PROBLEM DESCRIPTION:
Write the records below out again exactly as given, with no images.

RECORDS TO USE:
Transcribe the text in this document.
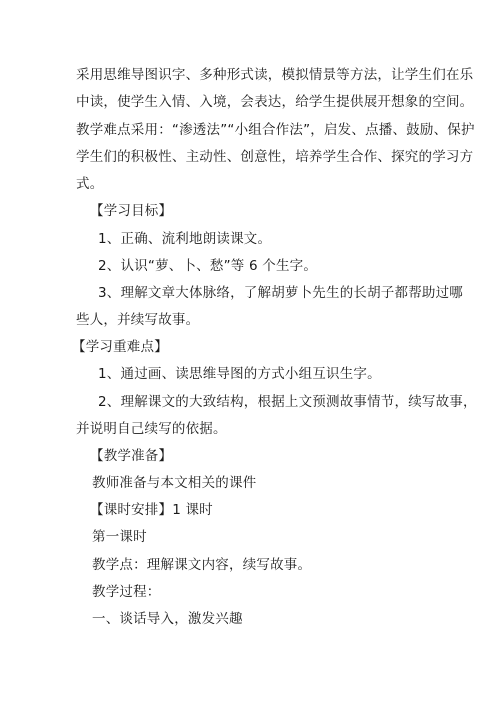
采用思维导图识字、多种形式读，模拟情景等方法，让学生们在乐
中读，使学生入情、入境，会表达，给学生提供展开想象的空间。
教学难点采用：“渗透法”“小组合作法”，启发、点播、鼓励、保护
学生们的积极性、主动性、创意性，培养学生合作、探究的学习方
式。
【学习目标】
1、正确、流利地朗读课文。
2、认识“萝、卜、愁”等 6 个生字。
3、理解文章大体脉络，了解胡萝卜先生的长胡子都帮助过哪
些人，并续写故事。
【学习重难点】
1、通过画、读思维导图的方式小组互识生字。
2、理解课文的大致结构，根据上文预测故事情节，续写故事，
并说明自己续写的依据。
【教学准备】
教师准备与本文相关的课件
【课时安排】1 课时
第一课时
教学点：理解课文内容，续写故事。
教学过程：
一、谈话导入，激发兴趣
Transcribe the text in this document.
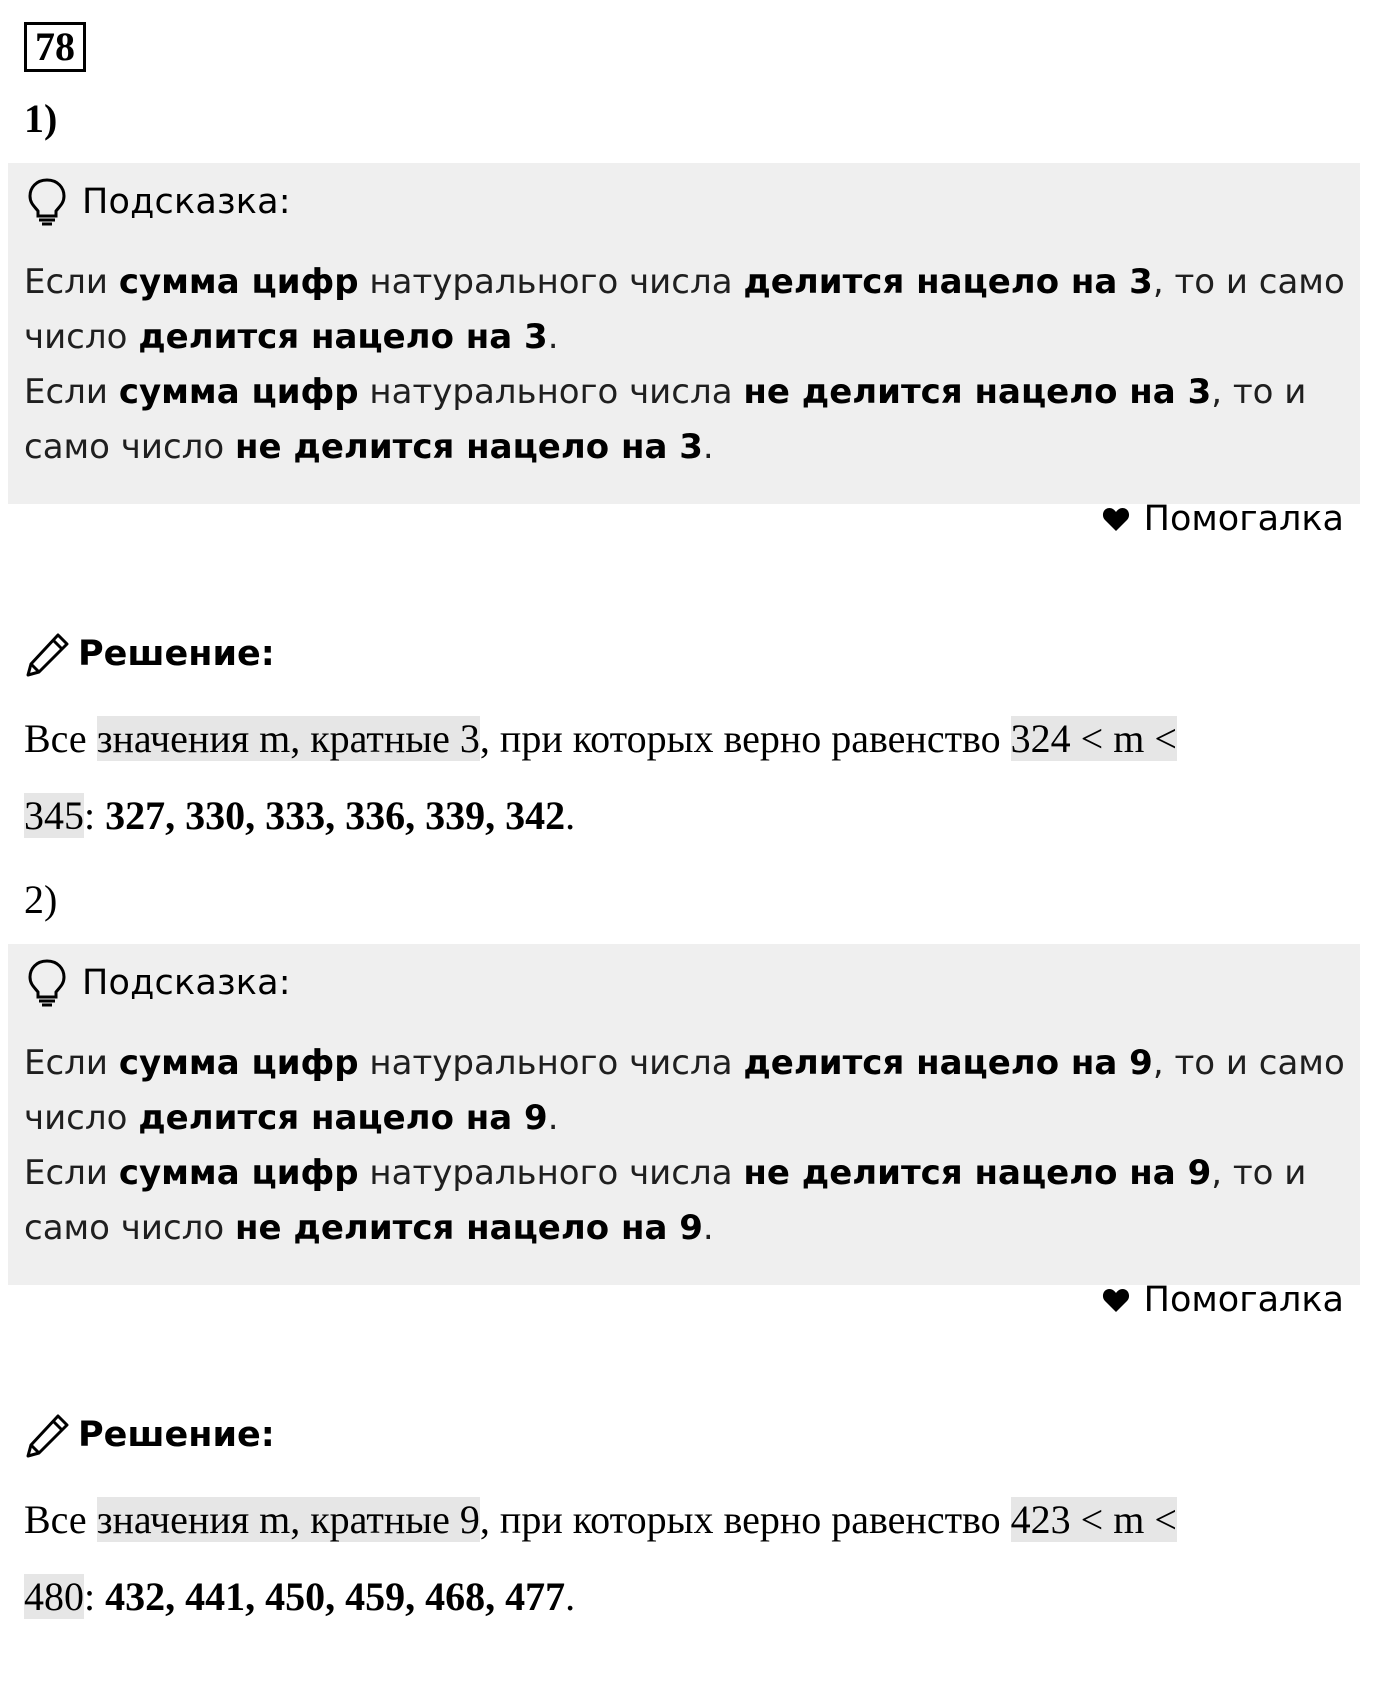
78
1)
Подсказка:
Если сумма цифр натурального числа делится нацело на 3, то и само
число делится нацело на 3.
Если сумма цифр натурального числа не делится нацело на 3, то и
само число не делится нацело на 3.
Помогалка
Решение:
Все значения m, кратные 3, при которых верно равенство 324 < m <
345: 327, 330, 333, 336, 339, 342.
2)
Подсказка:
Если сумма цифр натурального числа делится нацело на 9, то и само
число делится нацело на 9.
Если сумма цифр натурального числа не делится нацело на 9, то и
само число не делится нацело на 9.
Помогалка
Решение:
Все значения m, кратные 9, при которых верно равенство 423 < m <
480: 432, 441, 450, 459, 468, 477.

EXERCISE OUTPUT:
Transcribe the text in this document.
采用思维导图识字、多种形式读，模拟情景等方法，让学生们在乐
中读，使学生入情、入境，会表达，给学生提供展开想象的空间。
教学难点采用：“渗透法”“小组合作法”，启发、点播、鼓励、保护
学生们的积极性、主动性、创意性，培养学生合作、探究的学习方
式。
【学习目标】
1、正确、流利地朗读课文。
2、认识“萝、卜、愁”等 6 个生字。
3、理解文章大体脉络，了解胡萝卜先生的长胡子都帮助过哪
些人，并续写故事。
【学习重难点】
1、通过画、读思维导图的方式小组互识生字。
2、理解课文的大致结构，根据上文预测故事情节，续写故事，
并说明自己续写的依据。
【教学准备】
教师准备与本文相关的课件
【课时安排】1 课时
第一课时
教学点：理解课文内容，续写故事。
教学过程：
一、谈话导入，激发兴趣
Transcribe the text in this document.
78
1)
Подсказка:
Если сумма цифр натурального числа делится нацело на 3, то и само
число делится нацело на 3.
Если сумма цифр натурального числа не делится нацело на 3, то и
само число не делится нацело на 3.
Помогалка
Решение:
Все значения m, кратные 3, при которых верно равенство 324 < m <
345: 327, 330, 333, 336, 339, 342.
2)
Подсказка:
Если сумма цифр натурального числа делится нацело на 9, то и само
число делится нацело на 9.
Если сумма цифр натурального числа не делится нацело на 9, то и
само число не делится нацело на 9.
Помогалка
Решение:
Все значения m, кратные 9, при которых верно равенство 423 < m <
480: 432, 441, 450, 459, 468, 477.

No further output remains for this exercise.